▶ _Required work_: Search the material below for the word "phóng". Copy every line that has it.

▶ _Data to process_:
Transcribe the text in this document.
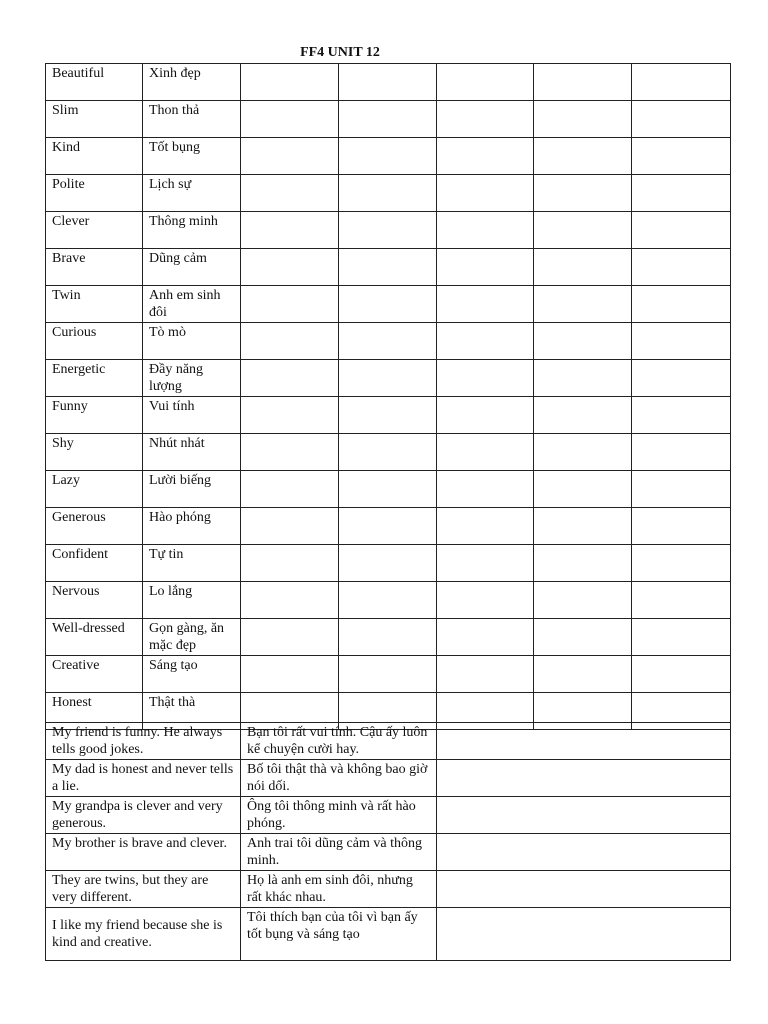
FF4 UNIT 12
Beautiful	Xinh đẹp					
Slim	Thon thả					
Kind	Tốt bụng					
Polite	Lịch sự					
Clever	Thông minh					
Brave	Dũng cảm					
Twin	Anh em sinh đôi					
Curious	Tò mò					
Energetic	Đầy năng lượng					
Funny	Vui tính					
Shy	Nhút nhát					
Lazy	Lười biếng					
Generous	Hào phóng					
Confident	Tự tin					
Nervous	Lo lắng					
Well-dressed	Gọn gàng, ăn mặc đẹp					
Creative	Sáng tạo					
Honest	Thật thà					
My friend is funny. He always tells good jokes.	Bạn tôi rất vui tính. Cậu ấy luôn kể chuyện cười hay.	
My dad is honest and never tells a lie.	Bố tôi thật thà và không bao giờ nói dối.	
My grandpa is clever and very generous.	Ông tôi thông minh và rất hào phóng.	
My brother is brave and clever.	Anh trai tôi dũng cảm và thông minh.	
They are twins, but they are very different.	Họ là anh em sinh đôi, nhưng rất khác nhau.	
I like my friend because she is kind and creative.	Tôi thích bạn của tôi vì bạn ấy tốt bụng và sáng tạo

▶ _Response_:
Generous	Hào phóng					
My grandpa is clever and very generous.	Ông tôi thông minh và rất hào phóng.	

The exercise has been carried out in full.